■ **WRITTEN TASK**
Lines containing the word "text" should be extracted in full.

■ **INFORMATION SUPPLIED**
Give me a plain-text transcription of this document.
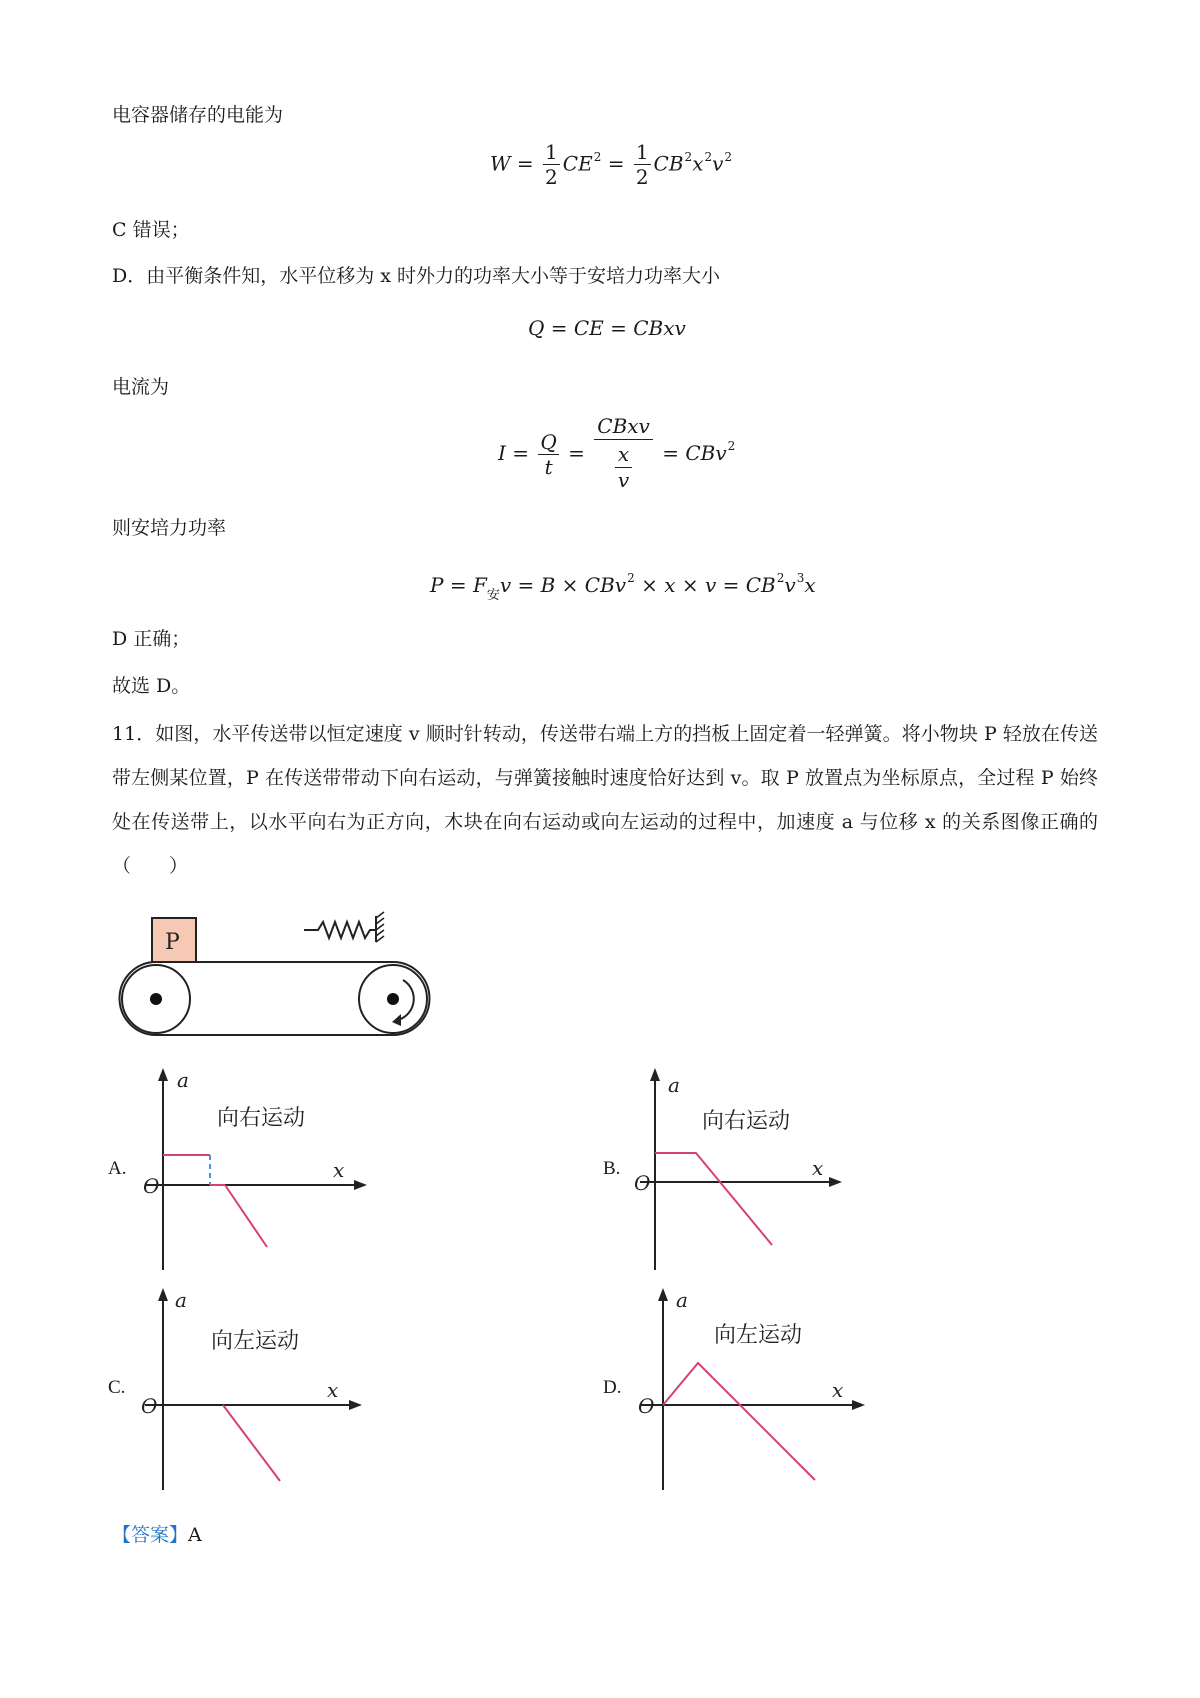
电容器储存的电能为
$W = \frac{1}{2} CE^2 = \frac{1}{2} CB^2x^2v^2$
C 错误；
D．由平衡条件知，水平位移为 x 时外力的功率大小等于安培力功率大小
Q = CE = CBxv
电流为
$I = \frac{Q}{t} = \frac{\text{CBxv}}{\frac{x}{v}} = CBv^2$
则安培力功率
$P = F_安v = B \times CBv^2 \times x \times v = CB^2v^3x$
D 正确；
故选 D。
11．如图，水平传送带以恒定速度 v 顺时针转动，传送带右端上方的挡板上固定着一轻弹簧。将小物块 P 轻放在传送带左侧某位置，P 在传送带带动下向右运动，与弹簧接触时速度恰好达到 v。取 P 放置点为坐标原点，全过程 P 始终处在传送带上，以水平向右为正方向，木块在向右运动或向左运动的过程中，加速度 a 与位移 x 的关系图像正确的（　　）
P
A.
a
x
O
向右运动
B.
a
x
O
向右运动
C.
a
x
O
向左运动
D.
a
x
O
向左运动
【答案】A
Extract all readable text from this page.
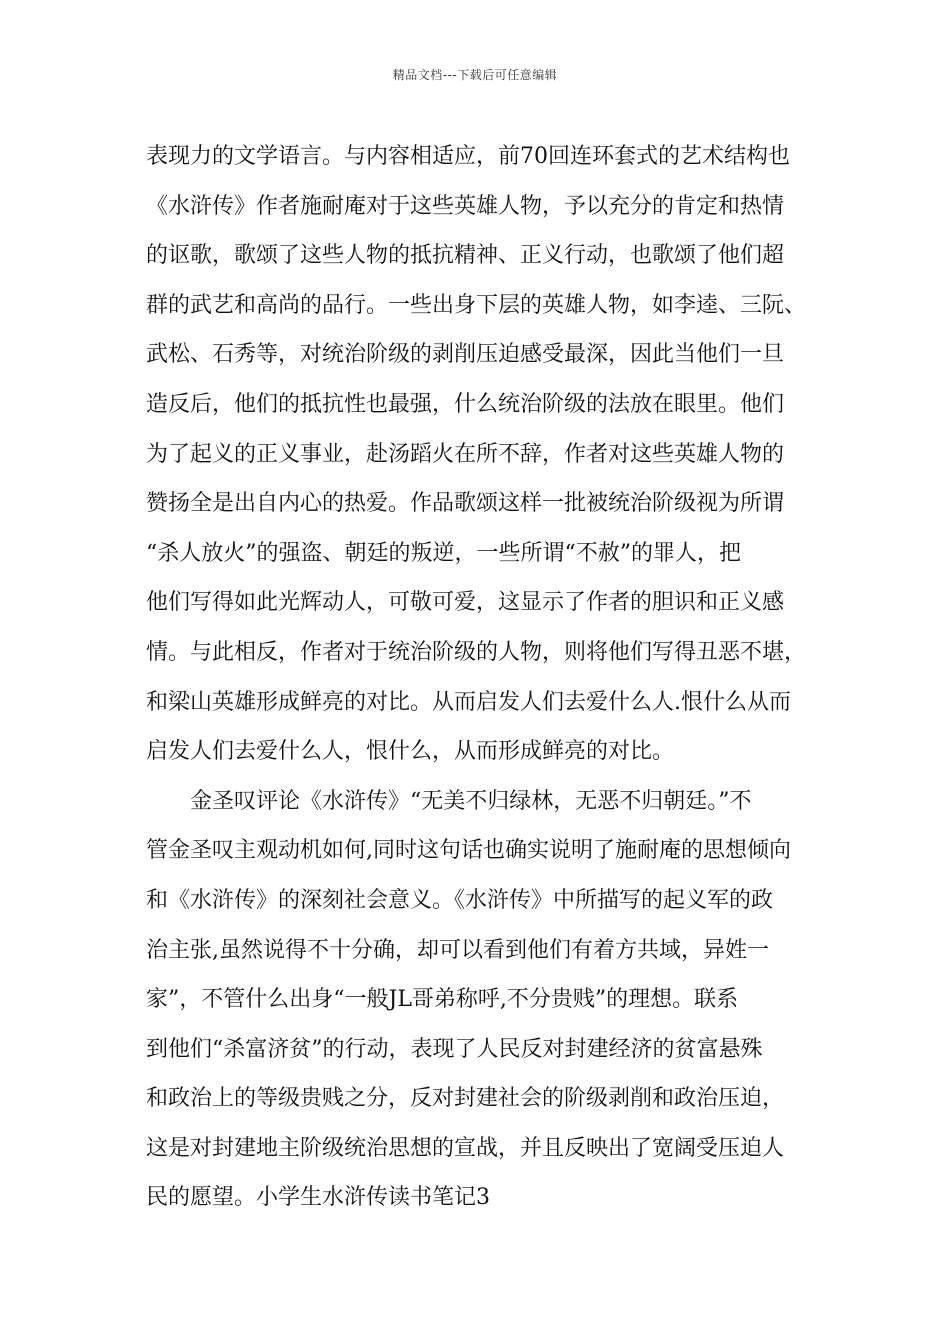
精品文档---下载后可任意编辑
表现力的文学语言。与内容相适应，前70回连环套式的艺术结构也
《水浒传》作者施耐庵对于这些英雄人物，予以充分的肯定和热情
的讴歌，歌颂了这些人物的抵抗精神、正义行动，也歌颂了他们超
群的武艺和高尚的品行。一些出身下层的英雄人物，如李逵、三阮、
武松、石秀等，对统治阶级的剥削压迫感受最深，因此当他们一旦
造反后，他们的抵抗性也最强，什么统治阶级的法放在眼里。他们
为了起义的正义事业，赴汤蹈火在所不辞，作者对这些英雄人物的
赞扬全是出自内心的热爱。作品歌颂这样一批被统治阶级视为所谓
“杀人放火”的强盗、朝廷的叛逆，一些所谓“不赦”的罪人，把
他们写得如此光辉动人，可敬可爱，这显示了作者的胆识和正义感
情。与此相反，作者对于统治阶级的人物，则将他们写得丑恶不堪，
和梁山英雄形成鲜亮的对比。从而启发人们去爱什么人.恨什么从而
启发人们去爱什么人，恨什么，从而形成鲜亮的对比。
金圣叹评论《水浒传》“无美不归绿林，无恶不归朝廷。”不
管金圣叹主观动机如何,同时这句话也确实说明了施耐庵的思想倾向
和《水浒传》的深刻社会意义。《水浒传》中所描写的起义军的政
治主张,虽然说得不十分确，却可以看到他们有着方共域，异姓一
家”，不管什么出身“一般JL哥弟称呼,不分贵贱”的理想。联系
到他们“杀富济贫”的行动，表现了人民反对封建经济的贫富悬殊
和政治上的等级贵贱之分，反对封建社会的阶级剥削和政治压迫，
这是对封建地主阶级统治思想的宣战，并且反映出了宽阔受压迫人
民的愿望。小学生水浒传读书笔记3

...

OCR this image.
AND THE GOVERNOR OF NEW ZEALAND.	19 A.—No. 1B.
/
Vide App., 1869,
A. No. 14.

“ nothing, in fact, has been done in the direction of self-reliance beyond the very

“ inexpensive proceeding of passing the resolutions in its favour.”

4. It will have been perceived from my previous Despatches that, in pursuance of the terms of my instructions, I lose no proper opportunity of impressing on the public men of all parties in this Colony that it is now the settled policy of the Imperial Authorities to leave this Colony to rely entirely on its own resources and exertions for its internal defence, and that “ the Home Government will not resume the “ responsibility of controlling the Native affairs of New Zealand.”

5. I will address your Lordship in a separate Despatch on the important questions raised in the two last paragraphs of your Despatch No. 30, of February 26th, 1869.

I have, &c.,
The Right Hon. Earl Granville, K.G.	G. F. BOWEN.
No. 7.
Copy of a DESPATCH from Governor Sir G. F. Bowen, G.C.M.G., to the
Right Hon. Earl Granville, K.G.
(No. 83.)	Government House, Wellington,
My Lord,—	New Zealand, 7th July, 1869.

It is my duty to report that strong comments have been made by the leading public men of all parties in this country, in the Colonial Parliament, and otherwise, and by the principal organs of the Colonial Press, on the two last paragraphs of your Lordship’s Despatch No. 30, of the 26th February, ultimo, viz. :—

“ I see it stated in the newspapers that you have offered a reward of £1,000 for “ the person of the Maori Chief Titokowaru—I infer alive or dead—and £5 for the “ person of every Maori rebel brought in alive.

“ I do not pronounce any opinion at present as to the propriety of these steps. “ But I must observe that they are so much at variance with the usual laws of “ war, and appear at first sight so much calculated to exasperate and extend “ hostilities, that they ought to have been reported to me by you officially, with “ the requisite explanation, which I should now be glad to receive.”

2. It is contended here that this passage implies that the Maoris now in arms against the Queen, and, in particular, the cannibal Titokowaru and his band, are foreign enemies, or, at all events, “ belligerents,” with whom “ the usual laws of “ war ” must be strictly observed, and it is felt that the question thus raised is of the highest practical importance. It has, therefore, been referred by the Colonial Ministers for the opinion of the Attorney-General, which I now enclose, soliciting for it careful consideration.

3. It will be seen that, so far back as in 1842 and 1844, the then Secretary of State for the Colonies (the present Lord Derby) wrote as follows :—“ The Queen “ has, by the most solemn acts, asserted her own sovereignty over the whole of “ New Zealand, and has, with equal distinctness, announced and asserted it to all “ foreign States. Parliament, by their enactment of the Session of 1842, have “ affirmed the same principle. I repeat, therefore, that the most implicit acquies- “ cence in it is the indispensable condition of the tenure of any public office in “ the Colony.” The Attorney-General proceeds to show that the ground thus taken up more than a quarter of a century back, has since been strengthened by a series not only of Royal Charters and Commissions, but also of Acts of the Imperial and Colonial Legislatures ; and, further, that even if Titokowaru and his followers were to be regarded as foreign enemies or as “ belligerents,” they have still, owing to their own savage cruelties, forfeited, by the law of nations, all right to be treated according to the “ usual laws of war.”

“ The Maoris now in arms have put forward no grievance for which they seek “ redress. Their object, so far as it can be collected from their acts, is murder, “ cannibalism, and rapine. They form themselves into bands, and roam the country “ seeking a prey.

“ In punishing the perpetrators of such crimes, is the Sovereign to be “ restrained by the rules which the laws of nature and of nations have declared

■ **SOLUTION TO THE PROBLEM**
Give me a plain-text transcription of this document.
$I = \frac{Q}{t} = \frac{\text{CBxv}}{\frac{x}{v}} = CBv^2$
Extract all readable text from this page.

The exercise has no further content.